▶ DATA PROVIDED:
---*---
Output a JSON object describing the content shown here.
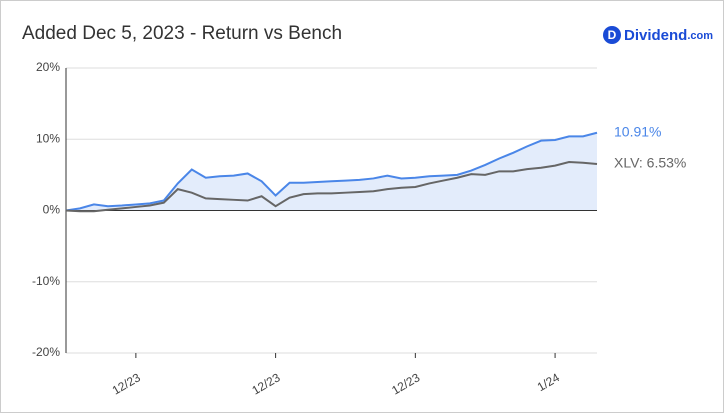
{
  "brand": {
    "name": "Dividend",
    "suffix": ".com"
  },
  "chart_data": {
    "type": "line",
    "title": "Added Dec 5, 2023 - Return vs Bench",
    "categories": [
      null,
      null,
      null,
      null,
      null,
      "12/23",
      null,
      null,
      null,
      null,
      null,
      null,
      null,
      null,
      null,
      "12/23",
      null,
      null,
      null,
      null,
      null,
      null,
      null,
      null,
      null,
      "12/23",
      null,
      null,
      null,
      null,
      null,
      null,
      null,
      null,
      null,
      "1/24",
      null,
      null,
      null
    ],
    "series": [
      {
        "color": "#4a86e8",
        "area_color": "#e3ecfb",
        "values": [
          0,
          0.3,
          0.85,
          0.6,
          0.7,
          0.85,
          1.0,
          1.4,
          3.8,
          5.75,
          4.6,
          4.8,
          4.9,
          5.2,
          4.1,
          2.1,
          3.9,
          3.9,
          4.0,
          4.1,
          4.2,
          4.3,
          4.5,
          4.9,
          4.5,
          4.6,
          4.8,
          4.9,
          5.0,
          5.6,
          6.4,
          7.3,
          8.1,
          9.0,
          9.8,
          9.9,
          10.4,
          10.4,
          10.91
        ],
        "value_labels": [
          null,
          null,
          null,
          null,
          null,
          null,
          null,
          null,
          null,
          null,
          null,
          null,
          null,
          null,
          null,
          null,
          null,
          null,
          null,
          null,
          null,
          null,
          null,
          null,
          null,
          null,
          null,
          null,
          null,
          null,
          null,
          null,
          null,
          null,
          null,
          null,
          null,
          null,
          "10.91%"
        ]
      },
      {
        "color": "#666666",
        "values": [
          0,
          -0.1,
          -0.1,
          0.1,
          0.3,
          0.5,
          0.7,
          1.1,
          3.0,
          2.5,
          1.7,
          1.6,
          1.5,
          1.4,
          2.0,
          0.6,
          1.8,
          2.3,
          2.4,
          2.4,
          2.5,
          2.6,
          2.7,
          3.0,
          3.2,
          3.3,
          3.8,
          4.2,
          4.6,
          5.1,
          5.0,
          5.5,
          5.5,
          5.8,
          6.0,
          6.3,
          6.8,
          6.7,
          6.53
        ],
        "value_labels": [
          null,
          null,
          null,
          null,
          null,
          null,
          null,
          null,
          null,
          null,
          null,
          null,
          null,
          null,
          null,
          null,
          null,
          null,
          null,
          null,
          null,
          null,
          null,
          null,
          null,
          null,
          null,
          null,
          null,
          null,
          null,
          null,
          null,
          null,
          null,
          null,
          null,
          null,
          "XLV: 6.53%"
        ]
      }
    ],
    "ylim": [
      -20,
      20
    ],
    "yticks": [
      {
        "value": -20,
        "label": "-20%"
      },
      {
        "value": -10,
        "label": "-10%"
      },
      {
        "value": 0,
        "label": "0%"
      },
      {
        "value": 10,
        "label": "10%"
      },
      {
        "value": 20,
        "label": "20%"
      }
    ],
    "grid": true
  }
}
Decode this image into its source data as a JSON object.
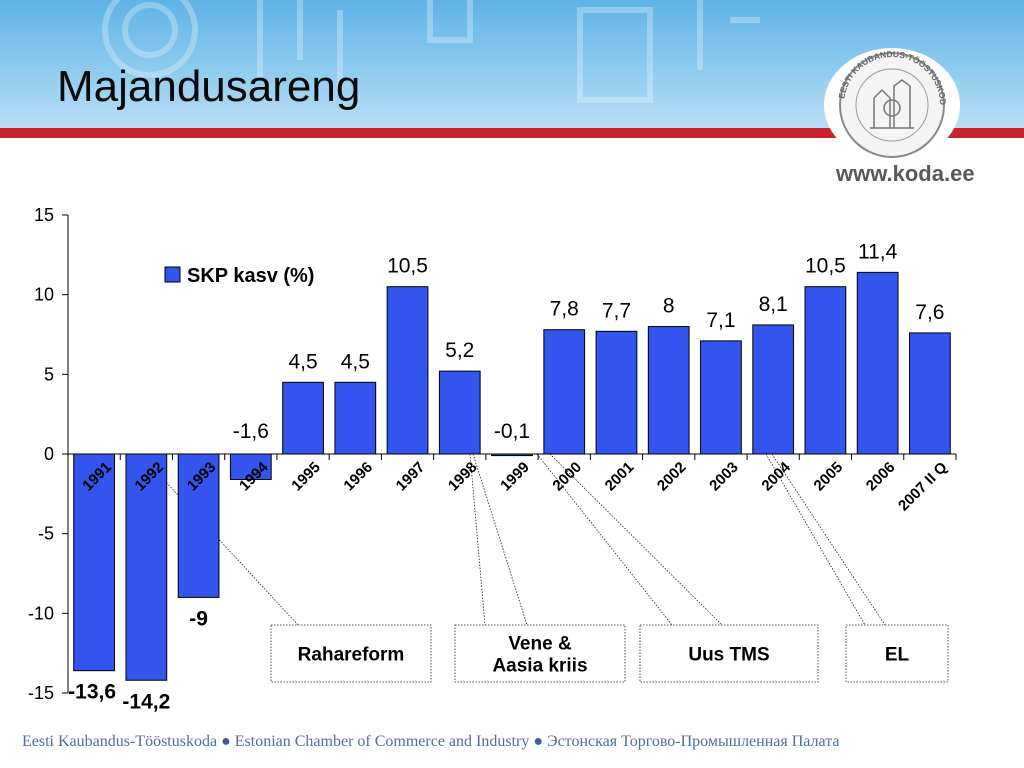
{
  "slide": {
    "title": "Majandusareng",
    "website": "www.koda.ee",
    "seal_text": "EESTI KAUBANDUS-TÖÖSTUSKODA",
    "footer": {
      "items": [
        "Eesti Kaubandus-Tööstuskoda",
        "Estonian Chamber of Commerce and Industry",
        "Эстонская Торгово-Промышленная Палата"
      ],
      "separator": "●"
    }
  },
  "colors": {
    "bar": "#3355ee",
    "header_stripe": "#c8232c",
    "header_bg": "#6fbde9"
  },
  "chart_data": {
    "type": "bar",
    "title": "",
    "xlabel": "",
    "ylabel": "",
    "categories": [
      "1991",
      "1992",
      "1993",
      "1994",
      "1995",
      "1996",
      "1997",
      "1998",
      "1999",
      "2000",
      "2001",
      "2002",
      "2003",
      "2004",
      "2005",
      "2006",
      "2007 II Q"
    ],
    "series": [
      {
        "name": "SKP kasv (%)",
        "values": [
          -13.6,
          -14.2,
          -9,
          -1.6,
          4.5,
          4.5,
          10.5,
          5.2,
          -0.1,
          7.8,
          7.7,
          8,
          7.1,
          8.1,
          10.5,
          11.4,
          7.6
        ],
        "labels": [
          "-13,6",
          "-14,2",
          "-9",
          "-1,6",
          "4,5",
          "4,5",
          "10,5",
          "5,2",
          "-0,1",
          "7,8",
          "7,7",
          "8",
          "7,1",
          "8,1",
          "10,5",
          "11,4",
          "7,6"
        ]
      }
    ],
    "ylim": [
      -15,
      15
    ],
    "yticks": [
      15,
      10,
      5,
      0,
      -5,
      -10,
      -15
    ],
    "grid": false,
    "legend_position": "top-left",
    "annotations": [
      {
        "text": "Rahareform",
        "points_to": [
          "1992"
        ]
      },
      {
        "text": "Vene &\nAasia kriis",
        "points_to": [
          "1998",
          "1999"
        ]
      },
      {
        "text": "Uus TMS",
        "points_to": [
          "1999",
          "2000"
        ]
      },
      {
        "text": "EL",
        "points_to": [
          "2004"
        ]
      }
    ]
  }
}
---*---
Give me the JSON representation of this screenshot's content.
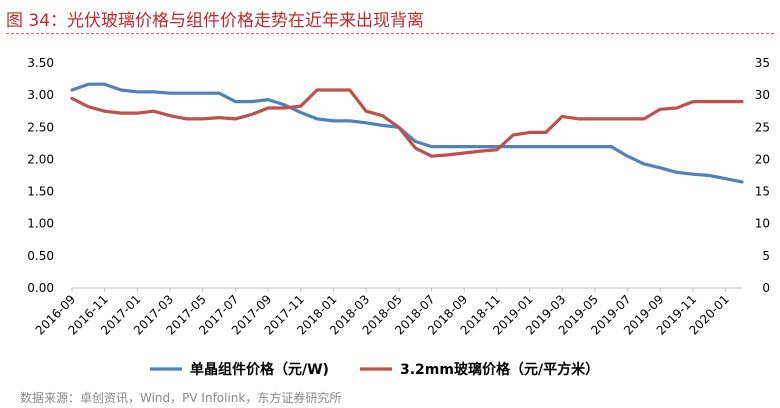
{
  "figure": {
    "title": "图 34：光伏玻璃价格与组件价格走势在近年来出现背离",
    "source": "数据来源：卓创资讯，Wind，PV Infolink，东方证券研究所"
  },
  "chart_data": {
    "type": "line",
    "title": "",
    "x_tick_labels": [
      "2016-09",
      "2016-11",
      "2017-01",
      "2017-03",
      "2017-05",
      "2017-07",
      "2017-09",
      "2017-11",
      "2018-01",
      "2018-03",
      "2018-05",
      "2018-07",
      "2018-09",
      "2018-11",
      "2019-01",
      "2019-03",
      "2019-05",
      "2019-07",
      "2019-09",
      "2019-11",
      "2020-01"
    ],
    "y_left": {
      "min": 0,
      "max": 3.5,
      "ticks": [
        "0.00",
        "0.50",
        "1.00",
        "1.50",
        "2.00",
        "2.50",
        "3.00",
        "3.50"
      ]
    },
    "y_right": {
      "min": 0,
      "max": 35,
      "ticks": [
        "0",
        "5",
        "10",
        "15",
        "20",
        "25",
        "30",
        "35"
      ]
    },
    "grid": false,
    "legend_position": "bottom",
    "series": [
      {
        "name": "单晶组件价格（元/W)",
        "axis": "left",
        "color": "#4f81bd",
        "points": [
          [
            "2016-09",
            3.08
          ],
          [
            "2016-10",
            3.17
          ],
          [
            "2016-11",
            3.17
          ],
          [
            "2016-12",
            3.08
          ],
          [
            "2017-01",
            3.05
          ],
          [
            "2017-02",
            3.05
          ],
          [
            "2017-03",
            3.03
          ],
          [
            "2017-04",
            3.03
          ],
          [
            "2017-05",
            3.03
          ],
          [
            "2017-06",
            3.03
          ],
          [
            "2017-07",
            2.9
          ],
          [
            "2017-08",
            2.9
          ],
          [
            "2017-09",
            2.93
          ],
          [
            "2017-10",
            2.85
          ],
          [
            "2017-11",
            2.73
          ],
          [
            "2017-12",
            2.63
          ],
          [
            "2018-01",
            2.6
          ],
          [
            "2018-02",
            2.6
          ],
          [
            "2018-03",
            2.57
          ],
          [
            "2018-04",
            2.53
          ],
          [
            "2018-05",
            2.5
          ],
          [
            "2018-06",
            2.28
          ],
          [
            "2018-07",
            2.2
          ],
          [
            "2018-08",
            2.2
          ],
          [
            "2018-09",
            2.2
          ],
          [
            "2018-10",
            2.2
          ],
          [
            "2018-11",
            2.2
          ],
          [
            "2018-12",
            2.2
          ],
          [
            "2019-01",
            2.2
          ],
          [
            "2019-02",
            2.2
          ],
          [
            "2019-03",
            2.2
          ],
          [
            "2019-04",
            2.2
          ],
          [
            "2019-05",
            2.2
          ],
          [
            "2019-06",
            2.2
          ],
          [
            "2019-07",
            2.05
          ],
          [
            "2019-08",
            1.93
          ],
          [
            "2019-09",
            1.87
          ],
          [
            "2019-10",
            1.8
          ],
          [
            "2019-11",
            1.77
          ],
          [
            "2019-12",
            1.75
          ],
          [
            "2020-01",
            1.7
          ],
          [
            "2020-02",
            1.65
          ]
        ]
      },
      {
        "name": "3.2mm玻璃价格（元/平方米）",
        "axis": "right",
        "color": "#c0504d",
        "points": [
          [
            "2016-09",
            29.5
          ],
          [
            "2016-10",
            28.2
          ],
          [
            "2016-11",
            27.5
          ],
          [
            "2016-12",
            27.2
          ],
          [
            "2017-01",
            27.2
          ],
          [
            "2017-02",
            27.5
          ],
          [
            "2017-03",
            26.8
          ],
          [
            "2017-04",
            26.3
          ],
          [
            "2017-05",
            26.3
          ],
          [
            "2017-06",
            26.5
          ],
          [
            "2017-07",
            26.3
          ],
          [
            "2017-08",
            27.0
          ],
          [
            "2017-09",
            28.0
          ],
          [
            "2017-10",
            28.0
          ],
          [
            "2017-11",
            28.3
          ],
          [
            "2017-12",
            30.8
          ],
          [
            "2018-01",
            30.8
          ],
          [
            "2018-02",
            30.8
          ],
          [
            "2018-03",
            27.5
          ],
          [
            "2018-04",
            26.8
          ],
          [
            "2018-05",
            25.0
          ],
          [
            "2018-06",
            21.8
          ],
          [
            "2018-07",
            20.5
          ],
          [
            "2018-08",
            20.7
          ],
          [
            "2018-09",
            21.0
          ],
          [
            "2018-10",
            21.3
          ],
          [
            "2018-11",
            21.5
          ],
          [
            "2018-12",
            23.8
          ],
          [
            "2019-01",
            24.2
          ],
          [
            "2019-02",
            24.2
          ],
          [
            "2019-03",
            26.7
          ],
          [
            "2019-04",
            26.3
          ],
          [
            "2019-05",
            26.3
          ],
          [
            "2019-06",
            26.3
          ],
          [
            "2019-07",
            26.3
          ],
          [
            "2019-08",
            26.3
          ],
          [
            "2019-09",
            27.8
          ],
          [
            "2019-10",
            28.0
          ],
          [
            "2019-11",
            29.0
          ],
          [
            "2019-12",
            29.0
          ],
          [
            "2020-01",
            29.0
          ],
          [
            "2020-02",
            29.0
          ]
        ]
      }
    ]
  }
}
---*---
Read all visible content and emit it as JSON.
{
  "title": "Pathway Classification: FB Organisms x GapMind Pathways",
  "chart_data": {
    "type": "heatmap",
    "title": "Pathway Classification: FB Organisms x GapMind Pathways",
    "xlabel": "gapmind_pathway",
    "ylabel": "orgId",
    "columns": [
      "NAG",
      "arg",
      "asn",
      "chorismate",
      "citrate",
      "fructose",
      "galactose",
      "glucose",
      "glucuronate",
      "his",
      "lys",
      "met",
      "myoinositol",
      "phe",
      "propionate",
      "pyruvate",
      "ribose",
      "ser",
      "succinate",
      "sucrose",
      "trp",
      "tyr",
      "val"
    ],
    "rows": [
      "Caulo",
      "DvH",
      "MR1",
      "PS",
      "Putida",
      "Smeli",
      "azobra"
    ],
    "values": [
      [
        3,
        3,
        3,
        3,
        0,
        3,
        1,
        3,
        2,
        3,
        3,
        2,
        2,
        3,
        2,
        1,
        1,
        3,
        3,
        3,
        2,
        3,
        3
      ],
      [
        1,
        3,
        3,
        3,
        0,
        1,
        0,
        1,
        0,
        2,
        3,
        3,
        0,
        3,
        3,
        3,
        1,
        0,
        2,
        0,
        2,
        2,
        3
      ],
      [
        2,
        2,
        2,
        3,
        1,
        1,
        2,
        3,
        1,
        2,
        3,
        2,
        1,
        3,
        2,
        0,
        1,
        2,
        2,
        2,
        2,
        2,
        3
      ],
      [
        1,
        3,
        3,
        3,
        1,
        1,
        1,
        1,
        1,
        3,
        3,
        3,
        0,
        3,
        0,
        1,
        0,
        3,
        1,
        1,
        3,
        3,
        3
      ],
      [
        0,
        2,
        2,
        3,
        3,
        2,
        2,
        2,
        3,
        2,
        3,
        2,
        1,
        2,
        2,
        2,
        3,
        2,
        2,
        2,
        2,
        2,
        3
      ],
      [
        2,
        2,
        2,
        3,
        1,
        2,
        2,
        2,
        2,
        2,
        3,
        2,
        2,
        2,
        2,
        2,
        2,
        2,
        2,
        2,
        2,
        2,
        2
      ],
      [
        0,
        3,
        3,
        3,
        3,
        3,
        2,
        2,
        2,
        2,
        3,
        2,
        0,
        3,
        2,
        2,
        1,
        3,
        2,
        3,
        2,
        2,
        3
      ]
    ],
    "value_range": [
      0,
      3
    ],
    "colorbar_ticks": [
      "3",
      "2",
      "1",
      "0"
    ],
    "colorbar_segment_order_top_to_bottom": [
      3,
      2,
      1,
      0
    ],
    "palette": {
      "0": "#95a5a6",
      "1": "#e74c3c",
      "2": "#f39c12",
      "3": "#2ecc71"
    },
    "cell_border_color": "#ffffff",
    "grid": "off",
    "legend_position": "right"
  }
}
---*---
▶ SHORT EXERCISE: Work out the number of lines above that include the string "this" and write only that number.

▶ COMPLETE RESPONSE: 2